ACTIVITY LIST:
1 > In the Lemmy web client thread, which JavaScript library is the client developer using?
2 > Please copy from the Lemmy web client thread the part that opens with the words containing "The websocket needs" and closes with "won’t do it.".

==== TEXT SEGMENT ====

Hey Beehaw mods!
I’m currently working on a Lemmy web client, but the lack of proper CORS headers is preventing anything from working :(
I just wanted to ask if the appropriate CORS headers could be added to the front-facing proxy layer. If you’re using Caddy, I believe something like this should do the trick:
reverse_proxy ... {
header_down Access-Control-Allow-Origin *
header_down Access-Control-Allow-Methods *
header_down Access-Control-Allow-Headers *
}
Relevant issue: https://github.com/LemmyNet/lemmy/issues/3109
Huh, interesting. It seems that a WS connection to
wss://beehaw.org/api/v3/ws
works, but notwss://beehaw.org
. I remember reading somewhere that the WS API will eventually be removed, though.I’ll continue development w/ the REST API until I feel like it’s in a mostly-working state, and then I’ll probably subject myself to the WS API after. Working with the REST API does feel a lot easier.
The websocket needs the right URL or it won’t work, you can’t always assume the websocket endpoint is at the root of the domain.
If the WS API is being deprecated then I agree. That’s annoying, though, because setting up the right CORS headers to allow arbitrary online clients is a pain and I suspect many instance admins won’t do it.
As a side note, are you implementing the API from scratch? Because there’s a Javascript (Typescript) API that gets auto generated from the Lemmy sources that’s ready to use (supports both REST and WS).
Right. I was reading a code snippet from somewhere else where they called into the root path, but the library that they were using probably did the appending in the background which I didn’t know.
There is an issue upstream tracking this. For now, I only mostly use Beehaw, so that’s fine.
Nope, I’m using
lemmy-js-client
. The WS part of it doesn’t do much, so I didn’t bother using it. TheLemmyWebsocket
type wasn’t also in the main import for some reason, but that wasn’t much of an issue.

==== PROVIDED MATERIAL ====

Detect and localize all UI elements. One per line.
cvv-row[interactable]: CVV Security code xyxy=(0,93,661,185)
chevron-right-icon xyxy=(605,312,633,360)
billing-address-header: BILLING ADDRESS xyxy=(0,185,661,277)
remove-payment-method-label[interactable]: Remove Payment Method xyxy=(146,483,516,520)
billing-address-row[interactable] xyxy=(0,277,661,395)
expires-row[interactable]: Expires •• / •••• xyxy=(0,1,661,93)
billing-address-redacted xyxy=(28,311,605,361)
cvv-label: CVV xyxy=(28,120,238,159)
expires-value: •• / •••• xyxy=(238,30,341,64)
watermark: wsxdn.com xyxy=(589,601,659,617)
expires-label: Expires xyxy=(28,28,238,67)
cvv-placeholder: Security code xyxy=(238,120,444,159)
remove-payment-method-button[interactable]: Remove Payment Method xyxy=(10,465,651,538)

====

ANSWERS BY ITEM NUMBER:
1 > lemmy-js-client

2 >
The websocket needs the right URL or it won’t work, you can’t always assume the websocket endpoint is at the root of the domain.
If the WS API is being deprecated then I agree. That’s annoying, though, because setting up the right CORS headers to allow arbitrary online clients is a pain and I suspect many instance admins won’t do it.